◆ What to do
Repeat the material verbatim and drop the pictures.

◆ Records
[start]

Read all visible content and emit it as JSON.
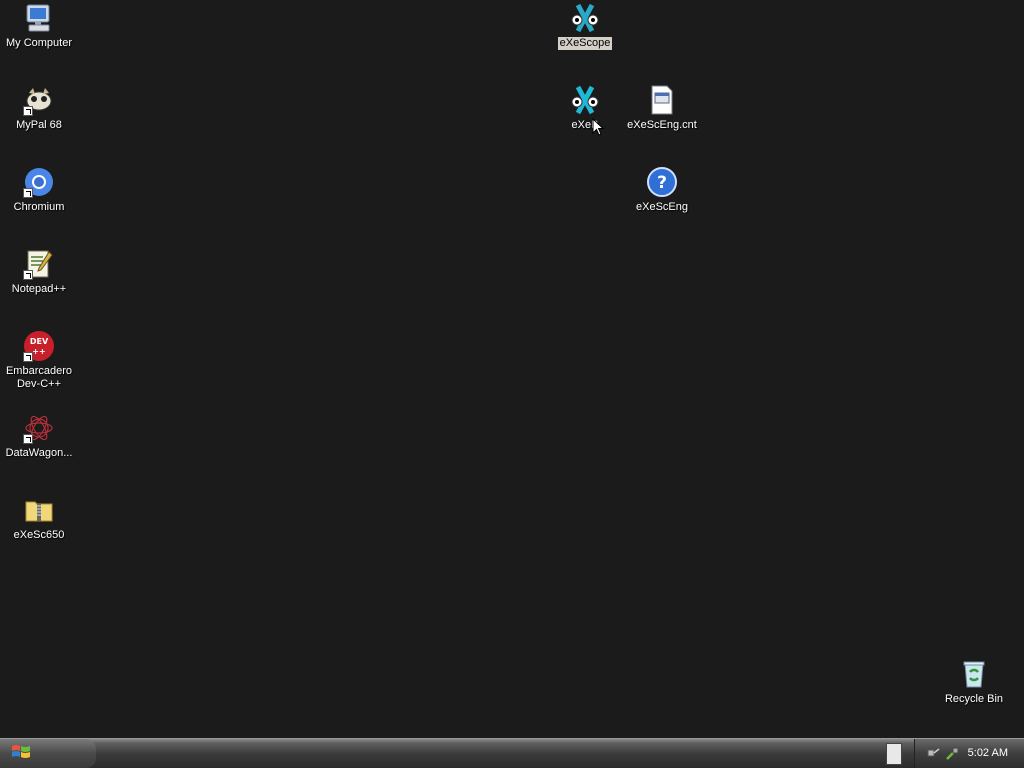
{
  "desktop": {
    "icons": {
      "my_computer": "My Computer",
      "mypal": "MyPal 68",
      "chromium": "Chromium",
      "notepadpp": "Notepad++",
      "devcpp": "Embarcadero Dev-C++",
      "datawagon": "DataWagon...",
      "exesc650": "eXeSc650",
      "exescope": "eXeScope",
      "exebin": "eXeB",
      "exesceng_cnt": "eXeScEng.cnt",
      "exesceng": "eXeScEng",
      "recycle_bin": "Recycle Bin"
    }
  },
  "taskbar": {
    "clock": "5:02 AM"
  },
  "colors": {
    "desktop_background": "#1b1b1b",
    "label_text": "#ffffff",
    "selection": "#d4d0c8"
  }
}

[end]

◆ Finished answer
Read all visible content and emit it as JSON.
{
  "desktop": {
    "icons": {
      "my_computer": "My Computer",
      "mypal": "MyPal 68",
      "chromium": "Chromium",
      "notepadpp": "Notepad++",
      "devcpp": "Embarcadero Dev-C++",
      "datawagon": "DataWagon...",
      "exesc650": "eXeSc650",
      "exescope": "eXeScope",
      "exebin": "eXeB",
      "exesceng_cnt": "eXeScEng.cnt",
      "exesceng": "eXeScEng",
      "recycle_bin": "Recycle Bin"
    }
  },
  "taskbar": {
    "clock": "5:02 AM"
  },
  "colors": {
    "desktop_background": "#1b1b1b",
    "label_text": "#ffffff",
    "selection": "#d4d0c8"
  }
}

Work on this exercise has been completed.